───── Data rows ─────

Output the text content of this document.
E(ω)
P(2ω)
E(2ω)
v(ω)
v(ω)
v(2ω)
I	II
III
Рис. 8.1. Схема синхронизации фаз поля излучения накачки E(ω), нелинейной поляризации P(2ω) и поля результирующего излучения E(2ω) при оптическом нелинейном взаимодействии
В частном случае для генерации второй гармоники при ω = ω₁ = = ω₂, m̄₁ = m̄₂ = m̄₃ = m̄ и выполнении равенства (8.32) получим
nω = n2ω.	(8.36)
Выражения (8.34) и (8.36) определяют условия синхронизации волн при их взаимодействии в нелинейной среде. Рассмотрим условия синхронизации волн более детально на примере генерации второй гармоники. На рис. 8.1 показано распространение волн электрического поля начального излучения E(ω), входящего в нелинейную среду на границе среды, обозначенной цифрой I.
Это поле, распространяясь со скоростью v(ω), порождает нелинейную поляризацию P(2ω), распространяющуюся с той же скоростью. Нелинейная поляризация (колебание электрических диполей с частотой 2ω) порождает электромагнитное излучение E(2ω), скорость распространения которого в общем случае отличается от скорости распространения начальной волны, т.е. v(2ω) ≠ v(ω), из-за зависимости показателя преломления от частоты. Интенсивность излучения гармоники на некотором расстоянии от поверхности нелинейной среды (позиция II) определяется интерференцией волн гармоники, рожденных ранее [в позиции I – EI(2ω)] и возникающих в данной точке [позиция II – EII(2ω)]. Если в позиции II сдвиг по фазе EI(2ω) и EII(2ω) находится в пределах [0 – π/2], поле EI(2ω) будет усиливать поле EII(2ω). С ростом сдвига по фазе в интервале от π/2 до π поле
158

─────

Identify each line holding the string "синхронизации", and copy it out.

Рис. 8.1. Схема синхронизации фаз поля излучения накачки E(ω), нелинейной поляризации P(2ω) и поля результирующего излучения E(2ω) при оптическом нелинейном взаимодействии
Выражения (8.34) и (8.36) определяют условия синхронизации волн при их взаимодействии в нелинейной среде. Рассмотрим условия синхронизации волн более детально на примере генерации второй гармоники. На рис. 8.1 показано распространение волн электрического поля начального излучения E(ω), входящего в нелинейную среду на границе среды, обозначенной цифрой I.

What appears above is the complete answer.